Exactly as written, quote every line that follows, skipping the images.

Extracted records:
###
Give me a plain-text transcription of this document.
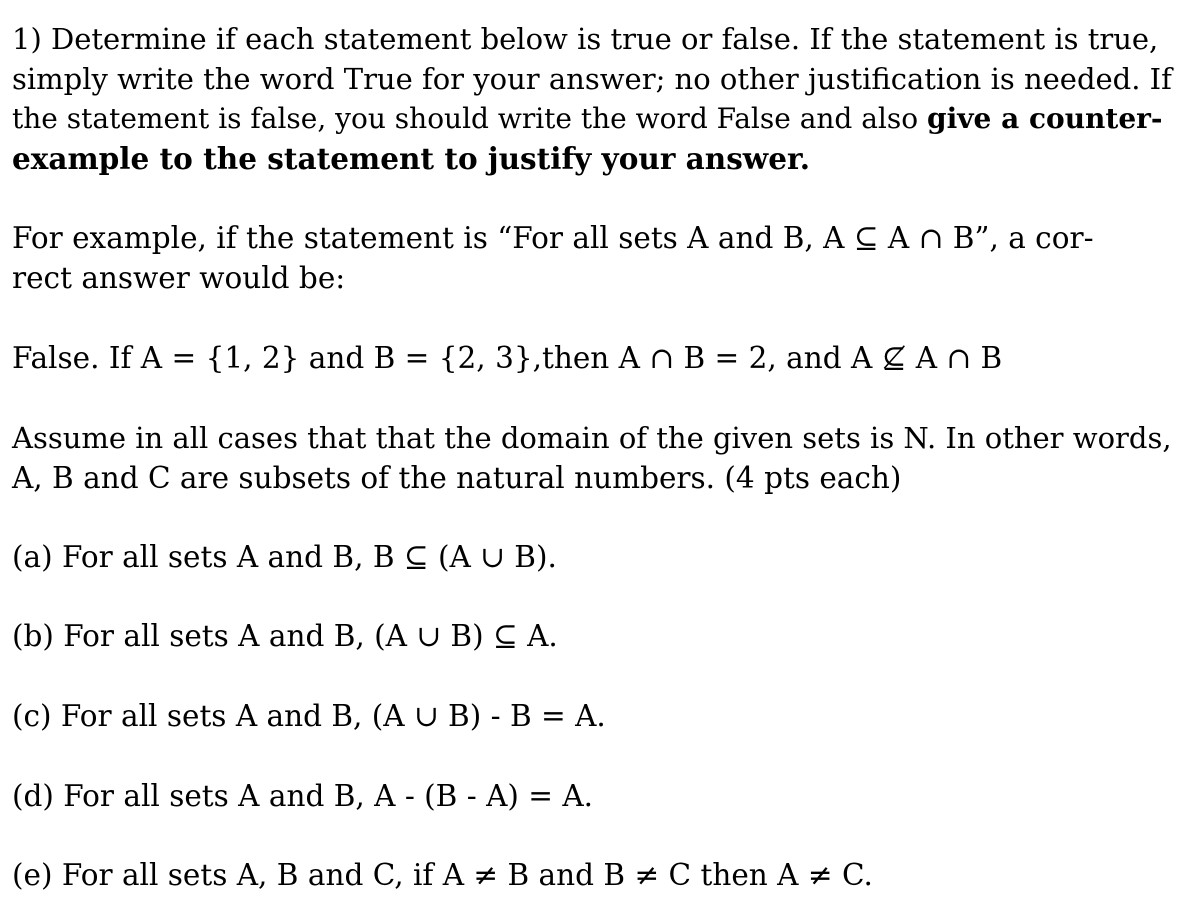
1) Determine if each statement below is true or false. If the statement is true,
simply write the word True for your answer; no other justification is needed. If
the statement is false, you should write the word False and also give a counter-
example to the statement to justify your answer.
For example, if the statement is “For all sets A and B, A ⊆ A ∩ B”, a cor-
rect answer would be:
False. If A = {1, 2} and B = {2, 3},then A ∩ B = 2, and A ⊈ A ∩ B
Assume in all cases that that the domain of the given sets is N. In other words,
A, B and C are subsets of the natural numbers. (4 pts each)
(a) For all sets A and B, B ⊆ (A ∪ B).
(b) For all sets A and B, (A ∪ B) ⊆ A.
(c) For all sets A and B, (A ∪ B) - B = A.
(d) For all sets A and B, A - (B - A) = A.
(e) For all sets A, B and C, if A ≠ B and B ≠ C then A ≠ C.
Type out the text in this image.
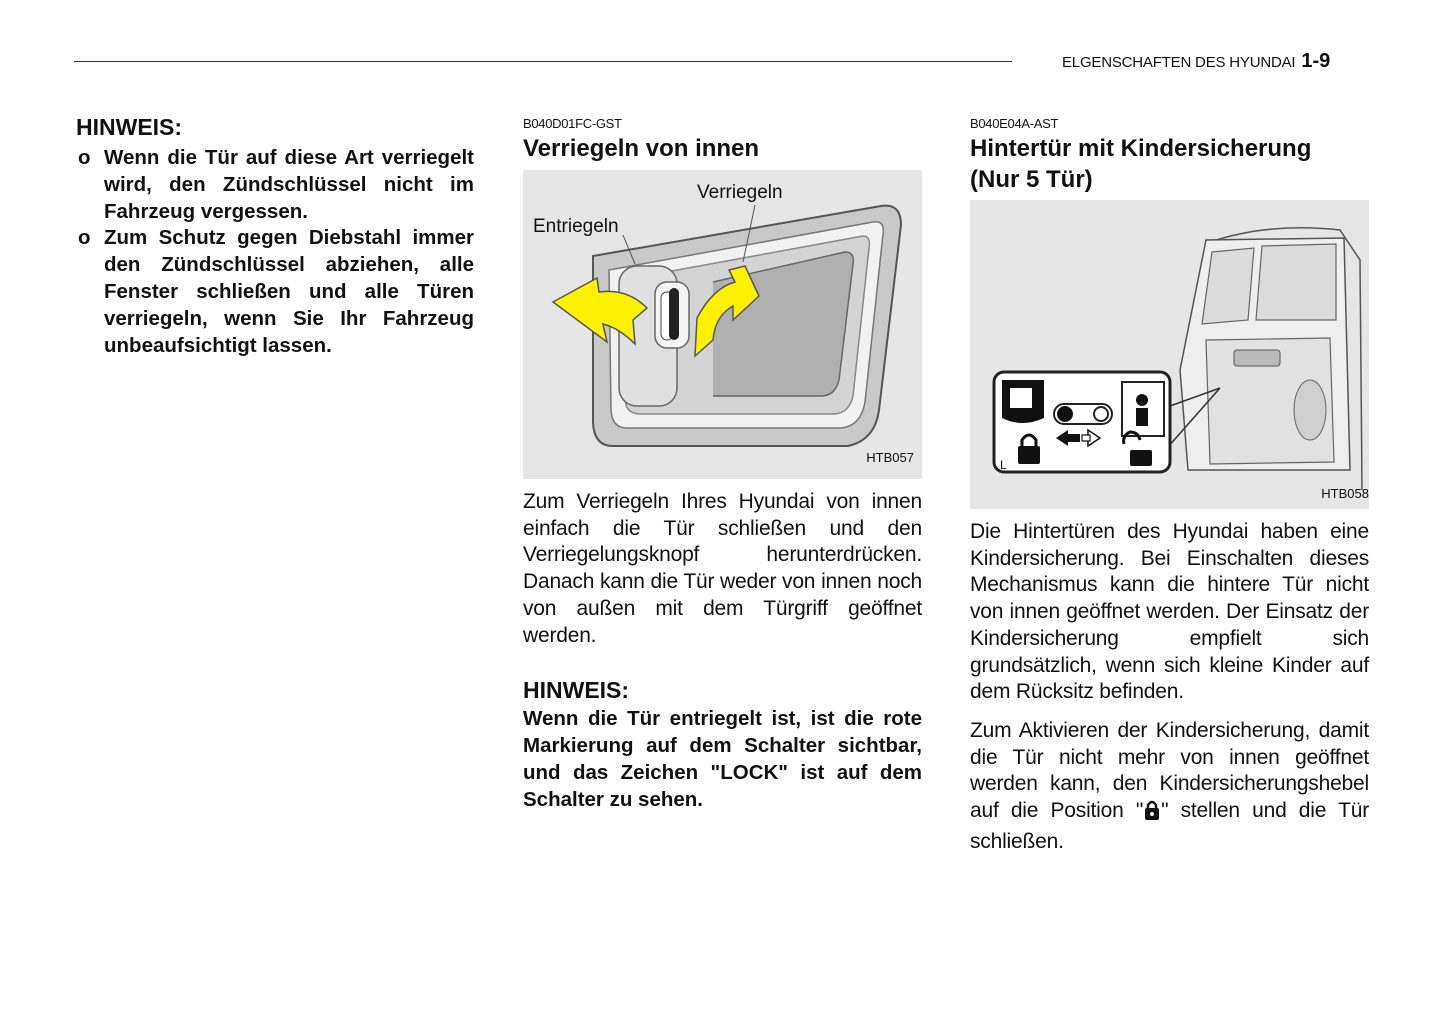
ELGENSCHAFTEN DES HYUNDAI 1-9
HINWEIS:
o Wenn die Tür auf diese Art verriegelt wird, den Zündschlüssel nicht im Fahrzeug vergessen.
o Zum Schutz gegen Diebstahl immer den Zündschlüssel abziehen, alle Fenster schließen und alle Türen verriegeln, wenn Sie Ihr Fahrzeug unbeaufsichtigt lassen.

B040D01FC-GST

Verriegeln von innen
Verriegeln
Entriegeln
HTB057

Zum Verriegeln Ihres Hyundai von innen einfach die Tür schließen und den Verriegelungsknopf herunterdrücken. Danach kann die Tür weder von innen noch von außen mit dem Türgriff geöffnet werden.

HINWEIS:

Wenn die Tür entriegelt ist, ist die rote Markierung auf dem Schalter sichtbar, und das Zeichen "LOCK" ist auf dem Schalter zu sehen.

B040E04A-AST

Hintertür mit Kindersicherung
(Nur 5 Tür)
L
HTB058

Die Hintertüren des Hyundai haben eine Kindersicherung. Bei Einschalten dieses Mechanismus kann die hintere Tür nicht von innen geöffnet werden. Der Einsatz der Kindersicherung empfielt sich grundsätzlich, wenn sich kleine Kinder auf dem Rücksitz befinden.

Zum Aktivieren der Kindersicherung, damit die Tür nicht mehr von innen geöffnet werden kann, den Kindersicherungshebel auf die Position " " stellen und die Tür schließen.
###
• [Answer to this task]
Give me a plain-text transcription of this document.
1) Determine if each statement below is true or false. If the statement is true,
simply write the word True for your answer; no other justification is needed. If
the statement is false, you should write the word False and also give a counter-
example to the statement to justify your answer.
For example, if the statement is “For all sets A and B, A ⊆ A ∩ B”, a cor-
rect answer would be:
False. If A = {1, 2} and B = {2, 3},then A ∩ B = 2, and A ⊈ A ∩ B
Assume in all cases that that the domain of the given sets is N. In other words,
A, B and C are subsets of the natural numbers. (4 pts each)
(a) For all sets A and B, B ⊆ (A ∪ B).
(b) For all sets A and B, (A ∪ B) ⊆ A.
(c) For all sets A and B, (A ∪ B) - B = A.
(d) For all sets A and B, A - (B - A) = A.
(e) For all sets A, B and C, if A ≠ B and B ≠ C then A ≠ C.
Type out the text in this image.
ELGENSCHAFTEN DES HYUNDAI 1-9
HINWEIS:
o Wenn die Tür auf diese Art verriegelt wird, den Zündschlüssel nicht im Fahrzeug vergessen.
o Zum Schutz gegen Diebstahl immer den Zündschlüssel abziehen, alle Fenster schließen und alle Türen verriegeln, wenn Sie Ihr Fahrzeug unbeaufsichtigt lassen.

B040D01FC-GST

Verriegeln von innen
Verriegeln
Entriegeln
HTB057

Zum Verriegeln Ihres Hyundai von innen einfach die Tür schließen und den Verriegelungsknopf herunterdrücken. Danach kann die Tür weder von innen noch von außen mit dem Türgriff geöffnet werden.

HINWEIS:

Wenn die Tür entriegelt ist, ist die rote Markierung auf dem Schalter sichtbar, und das Zeichen "LOCK" ist auf dem Schalter zu sehen.

B040E04A-AST

Hintertür mit Kindersicherung
(Nur 5 Tür)
L
HTB058

Die Hintertüren des Hyundai haben eine Kindersicherung. Bei Einschalten dieses Mechanismus kann die hintere Tür nicht von innen geöffnet werden. Der Einsatz der Kindersicherung empfielt sich grundsätzlich, wenn sich kleine Kinder auf dem Rücksitz befinden.

Zum Aktivieren der Kindersicherung, damit die Tür nicht mehr von innen geöffnet werden kann, den Kindersicherungshebel auf die Position " " stellen und die Tür schließen.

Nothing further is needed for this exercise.